=== WRITTEN INSTRUCTION ===
Would you transcribe the listing that follows, character for character, and omit its images?

=== MATERIAL FOR THIS EXERCISE ===
BEGIN
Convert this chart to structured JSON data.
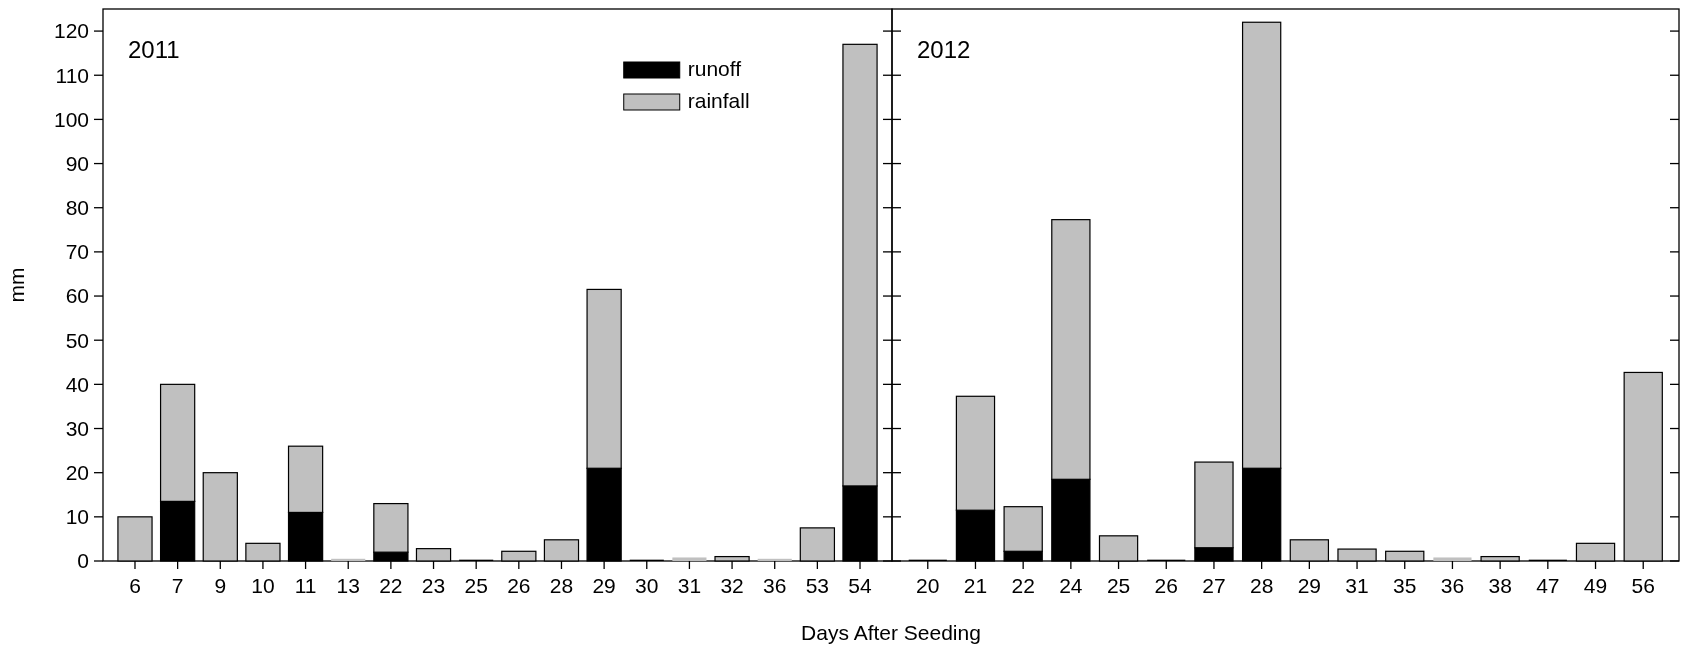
{
  "chart_data": [
    {
      "type": "bar",
      "stacked": true,
      "ylabel": "mm",
      "xlabel": "Days After Seeding",
      "annotations": [
        "2011"
      ],
      "legend": "top right",
      "categories": [
        "6",
        "7",
        "9",
        "10",
        "11",
        "13",
        "22",
        "23",
        "25",
        "26",
        "28",
        "29",
        "30",
        "31",
        "32",
        "36",
        "53",
        "54"
      ],
      "series": [
        {
          "name": "runoff",
          "color": "#000000",
          "values": [
            0,
            13.5,
            0,
            0,
            11,
            0,
            2,
            0,
            0.3,
            0,
            0,
            21,
            0.3,
            0,
            0,
            0,
            0,
            17
          ]
        },
        {
          "name": "rainfall",
          "color": "#c0c0c0",
          "values": [
            10,
            26.5,
            20,
            4,
            15,
            0.5,
            11,
            2.8,
            0,
            2.2,
            4.8,
            40.5,
            0,
            0.8,
            1,
            0.5,
            7.5,
            100
          ]
        }
      ],
      "ylim": [
        0,
        125
      ],
      "yticks": [
        0,
        10,
        20,
        30,
        40,
        50,
        60,
        70,
        80,
        90,
        100,
        110,
        120
      ]
    },
    {
      "type": "bar",
      "stacked": true,
      "annotations": [
        "2012"
      ],
      "tick_labels": "x",
      "categories": [
        "20",
        "21",
        "22",
        "24",
        "25",
        "26",
        "27",
        "28",
        "29",
        "31",
        "35",
        "36",
        "38",
        "47",
        "49",
        "56"
      ],
      "series": [
        {
          "color": "#000000",
          "values": [
            0.3,
            11.5,
            2.2,
            18.5,
            0,
            0.3,
            3,
            21,
            0,
            0,
            0,
            0,
            0,
            0.3,
            0,
            0
          ]
        },
        {
          "color": "#c0c0c0",
          "values": [
            0,
            25.8,
            10.1,
            58.8,
            5.7,
            0,
            19.4,
            101,
            4.8,
            2.7,
            2.2,
            0.8,
            1,
            0,
            4,
            42.7
          ]
        }
      ],
      "ylim": [
        0,
        125
      ],
      "yticks": [
        0,
        10,
        20,
        30,
        40,
        50,
        60,
        70,
        80,
        90,
        100,
        110,
        120
      ]
    }
  ]
}
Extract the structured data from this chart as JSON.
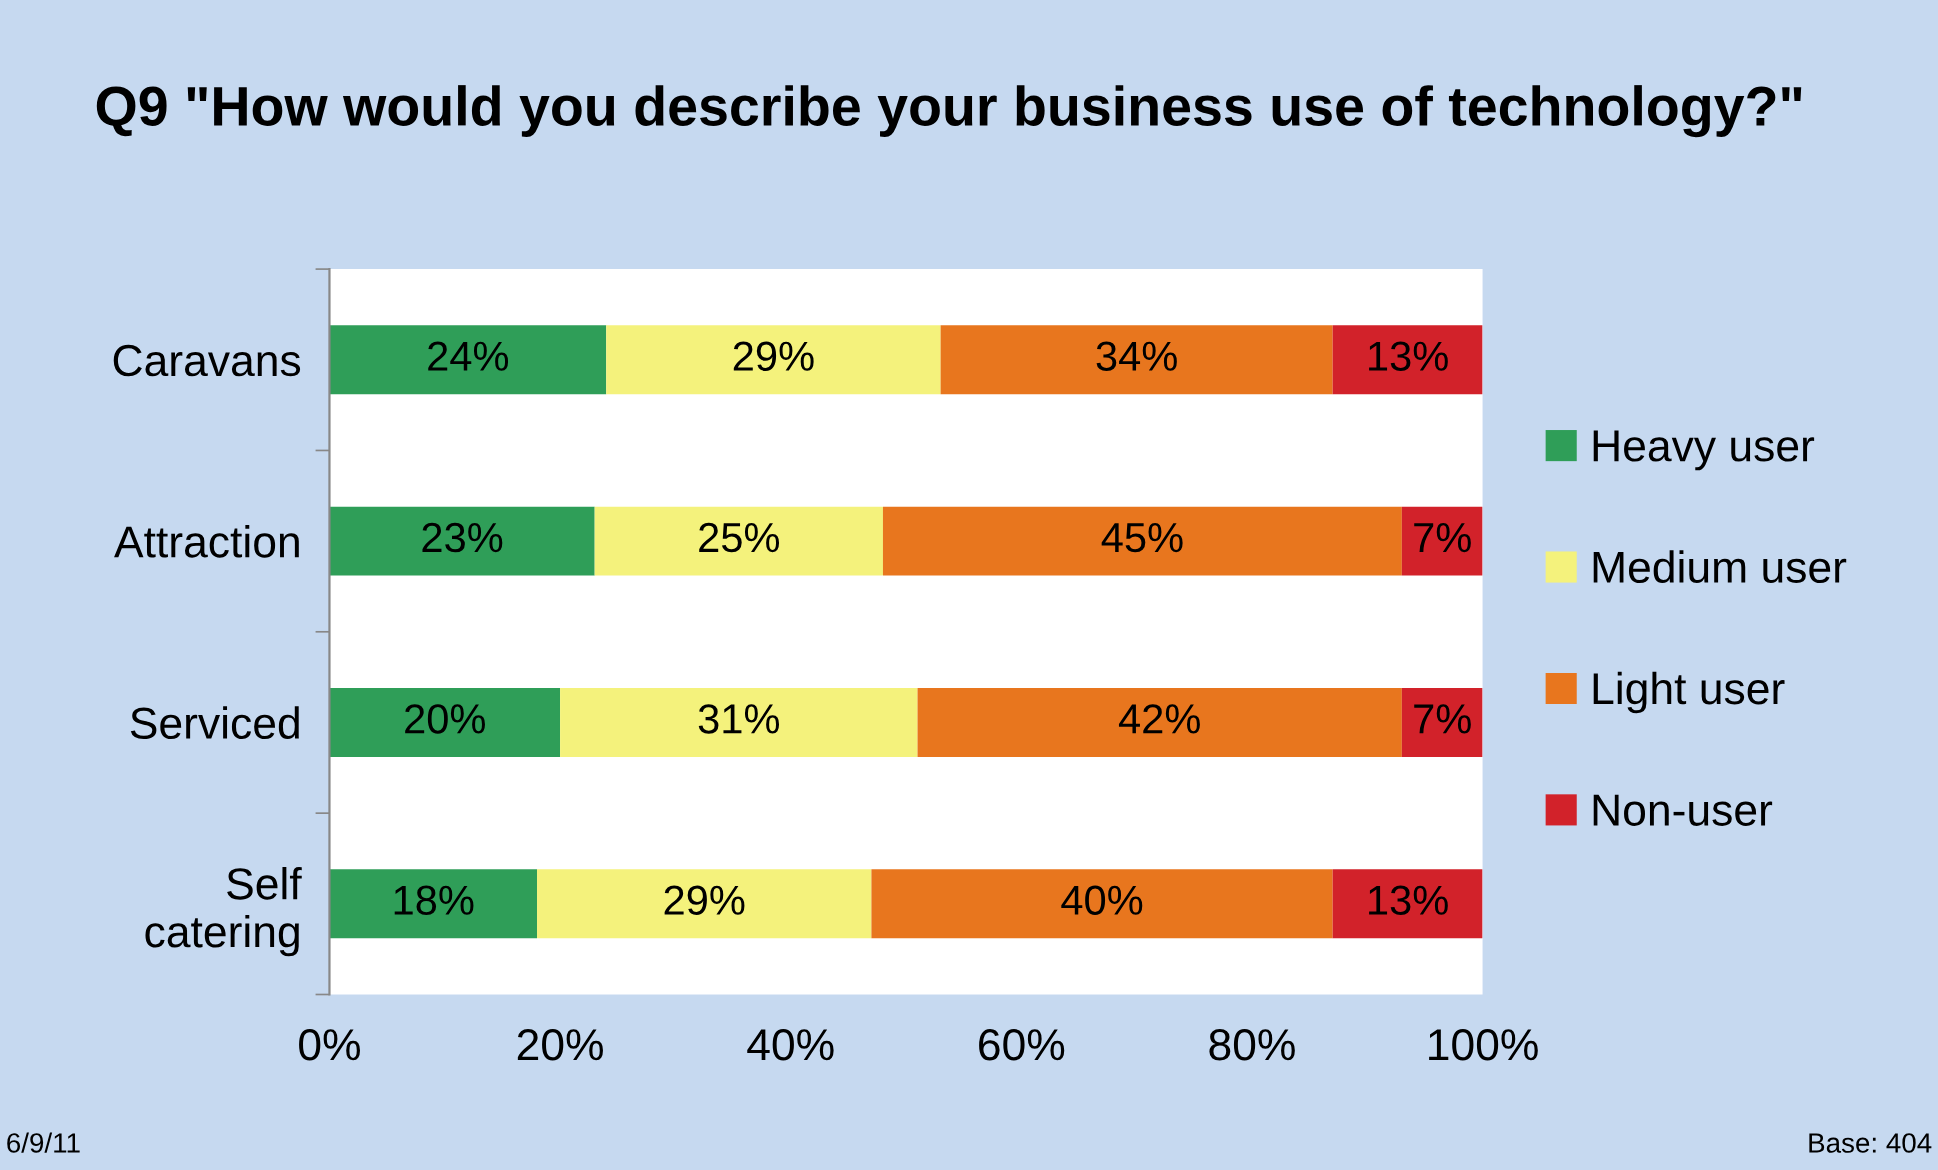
{
  "chart_data": {
    "type": "bar",
    "orientation": "horizontal",
    "stacked": true,
    "title": "Q9 \"How would you describe your business use of technology?\"",
    "categories": [
      "Caravans",
      "Attraction",
      "Serviced",
      "Self\ncatering"
    ],
    "series": [
      {
        "name": "Heavy user",
        "color": "#2f9e58",
        "values": [
          24,
          23,
          20,
          18
        ],
        "value_labels": [
          "24%",
          "23%",
          "20%",
          "18%"
        ]
      },
      {
        "name": "Medium user",
        "color": "#f4f27c",
        "values": [
          29,
          25,
          31,
          29
        ],
        "value_labels": [
          "29%",
          "25%",
          "31%",
          "29%"
        ]
      },
      {
        "name": "Light user",
        "color": "#e8761e",
        "values": [
          34,
          45,
          42,
          40
        ],
        "value_labels": [
          "34%",
          "45%",
          "42%",
          "40%"
        ]
      },
      {
        "name": "Non-user",
        "color": "#d2222a",
        "values": [
          13,
          7,
          7,
          13
        ],
        "value_labels": [
          "13%",
          "7%",
          "7%",
          "13%"
        ]
      }
    ],
    "xlim": [
      0,
      100
    ],
    "xticks": [
      {
        "value": 0,
        "label": "0%"
      },
      {
        "value": 20,
        "label": "20%"
      },
      {
        "value": 40,
        "label": "40%"
      },
      {
        "value": 60,
        "label": "60%"
      },
      {
        "value": 80,
        "label": "80%"
      },
      {
        "value": 100,
        "label": "100%"
      }
    ],
    "grid": false,
    "legend": "right",
    "annotations": [
      "6/9/11",
      "Base: 404"
    ]
  }
}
END
=== WRITTEN REPLY ===
Convert this chart to structured JSON data.
{
  "chart_data": [
    {
      "type": "bar",
      "stacked": true,
      "ylabel": "mm",
      "xlabel": "Days After Seeding",
      "annotations": [
        "2011"
      ],
      "legend": "top right",
      "categories": [
        "6",
        "7",
        "9",
        "10",
        "11",
        "13",
        "22",
        "23",
        "25",
        "26",
        "28",
        "29",
        "30",
        "31",
        "32",
        "36",
        "53",
        "54"
      ],
      "series": [
        {
          "name": "runoff",
          "color": "#000000",
          "values": [
            0,
            13.5,
            0,
            0,
            11,
            0,
            2,
            0,
            0.3,
            0,
            0,
            21,
            0.3,
            0,
            0,
            0,
            0,
            17
          ]
        },
        {
          "name": "rainfall",
          "color": "#c0c0c0",
          "values": [
            10,
            26.5,
            20,
            4,
            15,
            0.5,
            11,
            2.8,
            0,
            2.2,
            4.8,
            40.5,
            0,
            0.8,
            1,
            0.5,
            7.5,
            100
          ]
        }
      ],
      "ylim": [
        0,
        125
      ],
      "yticks": [
        0,
        10,
        20,
        30,
        40,
        50,
        60,
        70,
        80,
        90,
        100,
        110,
        120
      ]
    },
    {
      "type": "bar",
      "stacked": true,
      "annotations": [
        "2012"
      ],
      "tick_labels": "x",
      "categories": [
        "20",
        "21",
        "22",
        "24",
        "25",
        "26",
        "27",
        "28",
        "29",
        "31",
        "35",
        "36",
        "38",
        "47",
        "49",
        "56"
      ],
      "series": [
        {
          "color": "#000000",
          "values": [
            0.3,
            11.5,
            2.2,
            18.5,
            0,
            0.3,
            3,
            21,
            0,
            0,
            0,
            0,
            0,
            0.3,
            0,
            0
          ]
        },
        {
          "color": "#c0c0c0",
          "values": [
            0,
            25.8,
            10.1,
            58.8,
            5.7,
            0,
            19.4,
            101,
            4.8,
            2.7,
            2.2,
            0.8,
            1,
            0,
            4,
            42.7
          ]
        }
      ],
      "ylim": [
        0,
        125
      ],
      "yticks": [
        0,
        10,
        20,
        30,
        40,
        50,
        60,
        70,
        80,
        90,
        100,
        110,
        120
      ]
    }
  ]
}
Extract the structured data from this chart as JSON.
{
  "chart_data": {
    "type": "bar",
    "orientation": "horizontal",
    "stacked": true,
    "title": "Q9 \"How would you describe your business use of technology?\"",
    "categories": [
      "Caravans",
      "Attraction",
      "Serviced",
      "Self\ncatering"
    ],
    "series": [
      {
        "name": "Heavy user",
        "color": "#2f9e58",
        "values": [
          24,
          23,
          20,
          18
        ],
        "value_labels": [
          "24%",
          "23%",
          "20%",
          "18%"
        ]
      },
      {
        "name": "Medium user",
        "color": "#f4f27c",
        "values": [
          29,
          25,
          31,
          29
        ],
        "value_labels": [
          "29%",
          "25%",
          "31%",
          "29%"
        ]
      },
      {
        "name": "Light user",
        "color": "#e8761e",
        "values": [
          34,
          45,
          42,
          40
        ],
        "value_labels": [
          "34%",
          "45%",
          "42%",
          "40%"
        ]
      },
      {
        "name": "Non-user",
        "color": "#d2222a",
        "values": [
          13,
          7,
          7,
          13
        ],
        "value_labels": [
          "13%",
          "7%",
          "7%",
          "13%"
        ]
      }
    ],
    "xlim": [
      0,
      100
    ],
    "xticks": [
      {
        "value": 0,
        "label": "0%"
      },
      {
        "value": 20,
        "label": "20%"
      },
      {
        "value": 40,
        "label": "40%"
      },
      {
        "value": 60,
        "label": "60%"
      },
      {
        "value": 80,
        "label": "80%"
      },
      {
        "value": 100,
        "label": "100%"
      }
    ],
    "grid": false,
    "legend": "right",
    "annotations": [
      "6/9/11",
      "Base: 404"
    ]
  }
}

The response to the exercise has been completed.